| GIVEN REQUEST |
State how many lines in the entries below contain "values". Write nothing but the number.
-------- RECORDS SHOWN
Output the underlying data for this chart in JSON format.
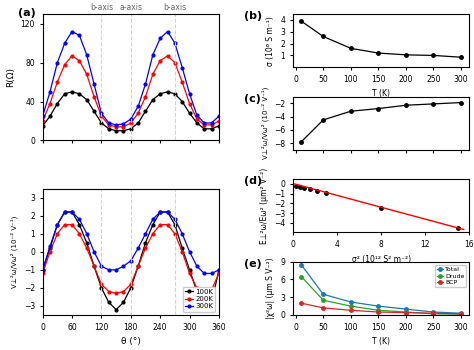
{
  "panel_a_top": {
    "theta": [
      0,
      15,
      30,
      45,
      60,
      75,
      90,
      105,
      120,
      135,
      150,
      165,
      180,
      195,
      210,
      225,
      240,
      255,
      270,
      285,
      300,
      315,
      330,
      345,
      360
    ],
    "R_100K": [
      15,
      25,
      38,
      48,
      50,
      48,
      42,
      30,
      18,
      12,
      10,
      10,
      12,
      18,
      30,
      42,
      48,
      50,
      48,
      40,
      28,
      18,
      12,
      12,
      15
    ],
    "R_200K": [
      20,
      38,
      60,
      78,
      87,
      82,
      68,
      45,
      25,
      16,
      14,
      14,
      18,
      28,
      45,
      68,
      82,
      87,
      80,
      60,
      38,
      22,
      16,
      16,
      20
    ],
    "R_300K": [
      25,
      50,
      80,
      100,
      112,
      108,
      88,
      58,
      28,
      18,
      16,
      17,
      22,
      35,
      58,
      88,
      105,
      112,
      100,
      75,
      48,
      26,
      18,
      18,
      25
    ],
    "colors": [
      "black",
      "red",
      "blue"
    ],
    "labels": [
      "100K",
      "200K",
      "300K"
    ],
    "ylabel": "R(Ω)",
    "ylim": [
      0,
      130
    ],
    "yticks": [
      0,
      40,
      80,
      120
    ],
    "vlines": [
      120,
      180,
      270
    ],
    "vline_labels": [
      "b-axis",
      "a-axis",
      "b-axis"
    ]
  },
  "panel_a_bottom": {
    "theta": [
      0,
      15,
      30,
      45,
      60,
      75,
      90,
      105,
      120,
      135,
      150,
      165,
      180,
      195,
      210,
      225,
      240,
      255,
      270,
      285,
      300,
      315,
      330,
      345,
      360
    ],
    "V_100K": [
      -1.0,
      0.2,
      1.5,
      2.2,
      2.2,
      1.5,
      0.5,
      -0.8,
      -2.0,
      -2.8,
      -3.2,
      -2.8,
      -2.0,
      -0.8,
      0.5,
      1.5,
      2.2,
      2.2,
      1.5,
      0.2,
      -1.0,
      -2.2,
      -3.0,
      -2.8,
      -1.0
    ],
    "V_200K": [
      -1.2,
      0.0,
      1.0,
      1.5,
      1.5,
      1.0,
      0.2,
      -0.8,
      -1.8,
      -2.2,
      -2.3,
      -2.2,
      -1.8,
      -0.8,
      0.2,
      1.0,
      1.5,
      1.5,
      1.0,
      0.0,
      -1.2,
      -2.0,
      -2.2,
      -2.1,
      -1.2
    ],
    "V_300K": [
      -1.0,
      0.3,
      1.5,
      2.2,
      2.2,
      1.8,
      1.0,
      0.0,
      -0.8,
      -1.0,
      -1.0,
      -0.8,
      -0.5,
      0.2,
      1.0,
      1.8,
      2.2,
      2.2,
      1.8,
      1.0,
      0.0,
      -0.8,
      -1.2,
      -1.2,
      -1.0
    ],
    "colors": [
      "black",
      "red",
      "blue"
    ],
    "labels": [
      "100K",
      "200K",
      "300K"
    ],
    "ylabel": "V⊥²ω/Vω² (10⁻² V⁻¹)",
    "ylim": [
      -3.5,
      3.5
    ],
    "yticks": [
      -3,
      -2,
      -1,
      0,
      1,
      2,
      3
    ],
    "xlabel": "θ (°)",
    "xticks": [
      0,
      60,
      120,
      180,
      240,
      300,
      360
    ],
    "vlines": [
      120,
      180,
      270
    ]
  },
  "panel_b": {
    "T": [
      10,
      50,
      100,
      150,
      200,
      250,
      300
    ],
    "sigma": [
      3.9,
      2.6,
      1.6,
      1.2,
      1.05,
      1.0,
      0.85
    ],
    "ylabel": "σ (10⁶ S m⁻¹)",
    "xlabel": "T (K)",
    "ylim": [
      0,
      4.5
    ],
    "yticks": [
      1,
      2,
      3,
      4
    ],
    "xticks": [
      0,
      50,
      100,
      150,
      200,
      250,
      300
    ]
  },
  "panel_c": {
    "T": [
      10,
      50,
      100,
      150,
      200,
      250,
      300
    ],
    "V": [
      -7.8,
      -4.5,
      -3.2,
      -2.8,
      -2.3,
      -2.1,
      -1.9
    ],
    "ylabel": "V⊥²ω/Vω² (10⁻² V⁻¹)",
    "xlabel": "T (K)",
    "ylim": [
      -9,
      -1
    ],
    "yticks": [
      -8,
      -6,
      -4,
      -2
    ],
    "xticks": [
      0,
      50,
      100,
      150,
      200,
      250,
      300
    ]
  },
  "panel_d": {
    "sigma2_data": [
      0.3,
      0.6,
      1.0,
      1.5,
      2.2,
      3.0,
      8.0,
      15.0
    ],
    "E_data": [
      -0.2,
      -0.3,
      -0.4,
      -0.5,
      -0.7,
      -0.9,
      -2.5,
      -4.5
    ],
    "fit_x": [
      0,
      15.5
    ],
    "fit_y": [
      0.05,
      -4.7
    ],
    "ylabel": "E⊥²ω/Eω² (μm² V⁻²)",
    "xlabel": "σ² (10¹² S² m⁻²)",
    "ylim": [
      -5,
      0.5
    ],
    "yticks": [
      -4,
      -3,
      -2,
      -1,
      0
    ],
    "xlim": [
      0,
      16
    ],
    "xticks": [
      0,
      4,
      8,
      12,
      16
    ]
  },
  "panel_e": {
    "T": [
      10,
      50,
      100,
      150,
      200,
      250,
      300
    ],
    "total": [
      8.5,
      3.5,
      2.2,
      1.5,
      1.0,
      0.5,
      0.3
    ],
    "drude": [
      6.5,
      2.5,
      1.5,
      0.8,
      0.5,
      0.2,
      0.15
    ],
    "bcp": [
      2.0,
      1.2,
      0.8,
      0.5,
      0.4,
      0.3,
      0.2
    ],
    "colors": [
      "#1f77b4",
      "#2ca02c",
      "#d62728"
    ],
    "labels": [
      "Total",
      "Drude",
      "BCP"
    ],
    "ylabel": "|χ²ω| (μm S V⁻²)",
    "xlabel": "T (K)",
    "ylim": [
      0,
      9
    ],
    "yticks": [
      0,
      3,
      6,
      9
    ],
    "xticks": [
      0,
      50,
      100,
      150,
      200,
      250,
      300
    ]
  }
}
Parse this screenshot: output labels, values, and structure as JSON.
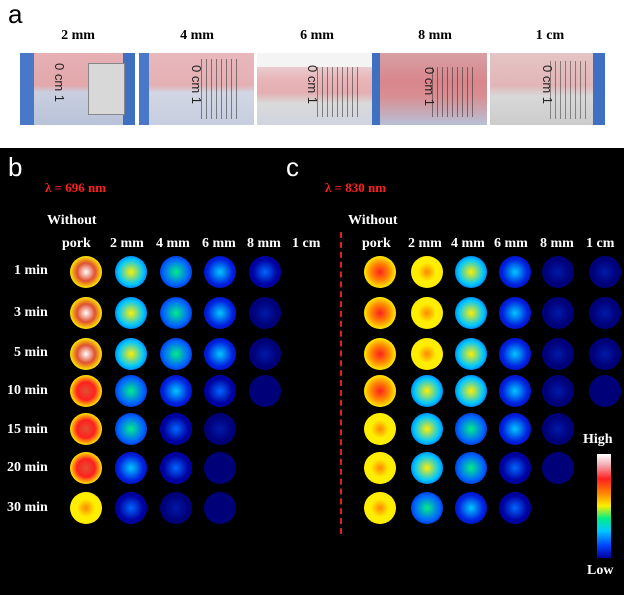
{
  "panel_a": {
    "letter": "a",
    "photos": [
      {
        "label": "2 mm",
        "ruler": "0 cm 1"
      },
      {
        "label": "4 mm",
        "ruler": "0 cm 1"
      },
      {
        "label": "6 mm",
        "ruler": "0 cm 1"
      },
      {
        "label": "8 mm",
        "ruler": "0 cm 1"
      },
      {
        "label": "1 cm",
        "ruler": "0 cm 1"
      }
    ]
  },
  "panel_b": {
    "letter": "b",
    "wavelength": "λ = 696 nm",
    "header_without": "Without",
    "columns": [
      "pork",
      "2 mm",
      "4 mm",
      "6 mm",
      "8 mm",
      "1 cm"
    ]
  },
  "panel_c": {
    "letter": "c",
    "wavelength": "λ = 830 nm",
    "header_without": "Without",
    "columns": [
      "pork",
      "2 mm",
      "4 mm",
      "6 mm",
      "8 mm",
      "1 cm"
    ]
  },
  "time_points": [
    "1 min",
    "3 min",
    "5 min",
    "10 min",
    "15 min",
    "20 min",
    "30 min"
  ],
  "legend": {
    "high": "High",
    "low": "Low"
  },
  "colors": {
    "divider": "#e02020",
    "wavelength_text": "#ff2020",
    "background": "#000000"
  },
  "intensity_scale": [
    "#0000a0",
    "#0022e0",
    "#0066ff",
    "#00c8ff",
    "#00ee88",
    "#ffee00",
    "#ff8800",
    "#ff2020",
    "#e05030",
    "#ffffff"
  ],
  "grid_b": [
    [
      9,
      5,
      4,
      3,
      2,
      null
    ],
    [
      9,
      5,
      4,
      3,
      1,
      null
    ],
    [
      9,
      5,
      4,
      3,
      1,
      null
    ],
    [
      8,
      4,
      3,
      2,
      0,
      null
    ],
    [
      8,
      4,
      2,
      1,
      null,
      null
    ],
    [
      8,
      3,
      2,
      0,
      null,
      null
    ],
    [
      6,
      2,
      1,
      0,
      null,
      null
    ]
  ],
  "grid_c": [
    [
      7,
      6,
      5,
      3,
      1,
      1
    ],
    [
      7,
      6,
      5,
      3,
      1,
      1
    ],
    [
      7,
      6,
      5,
      3,
      1,
      1
    ],
    [
      7,
      5,
      5,
      3,
      1,
      0
    ],
    [
      6,
      5,
      4,
      3,
      1,
      null
    ],
    [
      6,
      5,
      4,
      2,
      0,
      null
    ],
    [
      6,
      4,
      3,
      2,
      null,
      null
    ]
  ]
}
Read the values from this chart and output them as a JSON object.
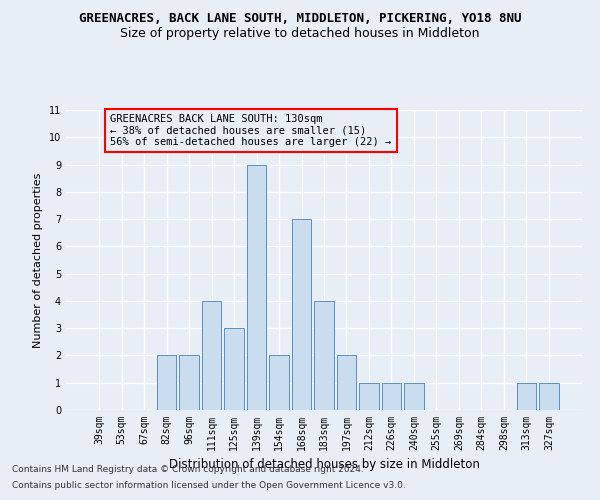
{
  "title": "GREENACRES, BACK LANE SOUTH, MIDDLETON, PICKERING, YO18 8NU",
  "subtitle": "Size of property relative to detached houses in Middleton",
  "xlabel": "Distribution of detached houses by size in Middleton",
  "ylabel": "Number of detached properties",
  "categories": [
    "39sqm",
    "53sqm",
    "67sqm",
    "82sqm",
    "96sqm",
    "111sqm",
    "125sqm",
    "139sqm",
    "154sqm",
    "168sqm",
    "183sqm",
    "197sqm",
    "212sqm",
    "226sqm",
    "240sqm",
    "255sqm",
    "269sqm",
    "284sqm",
    "298sqm",
    "313sqm",
    "327sqm"
  ],
  "values": [
    0,
    0,
    0,
    2,
    2,
    4,
    3,
    9,
    2,
    7,
    4,
    2,
    1,
    1,
    1,
    0,
    0,
    0,
    0,
    1,
    1
  ],
  "bar_color": "#c9ddef",
  "bar_edge_color": "#5a8fc2",
  "ylim": [
    0,
    11
  ],
  "yticks": [
    0,
    1,
    2,
    3,
    4,
    5,
    6,
    7,
    8,
    9,
    10,
    11
  ],
  "annotation_text": "GREENACRES BACK LANE SOUTH: 130sqm\n← 38% of detached houses are smaller (15)\n56% of semi-detached houses are larger (22) →",
  "footer1": "Contains HM Land Registry data © Crown copyright and database right 2024.",
  "footer2": "Contains public sector information licensed under the Open Government Licence v3.0.",
  "background_color": "#e8eef6",
  "grid_color": "#ffffff",
  "title_fontsize": 9,
  "subtitle_fontsize": 9,
  "xlabel_fontsize": 8.5,
  "ylabel_fontsize": 8,
  "tick_fontsize": 7,
  "annotation_fontsize": 7.5,
  "footer_fontsize": 6.5
}
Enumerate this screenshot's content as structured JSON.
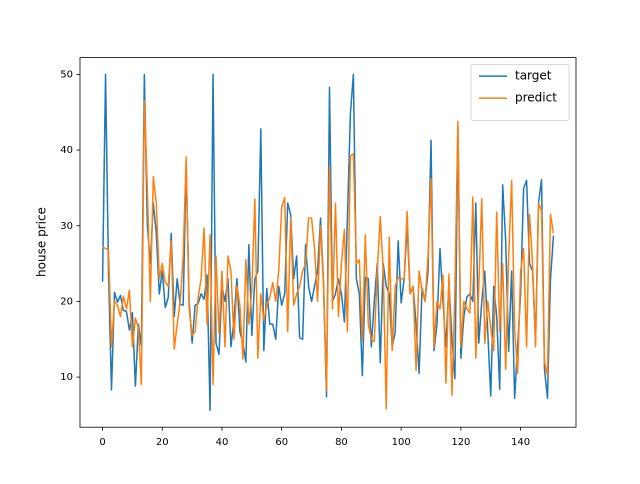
----------------
| EXERCISE SOLUTION |
3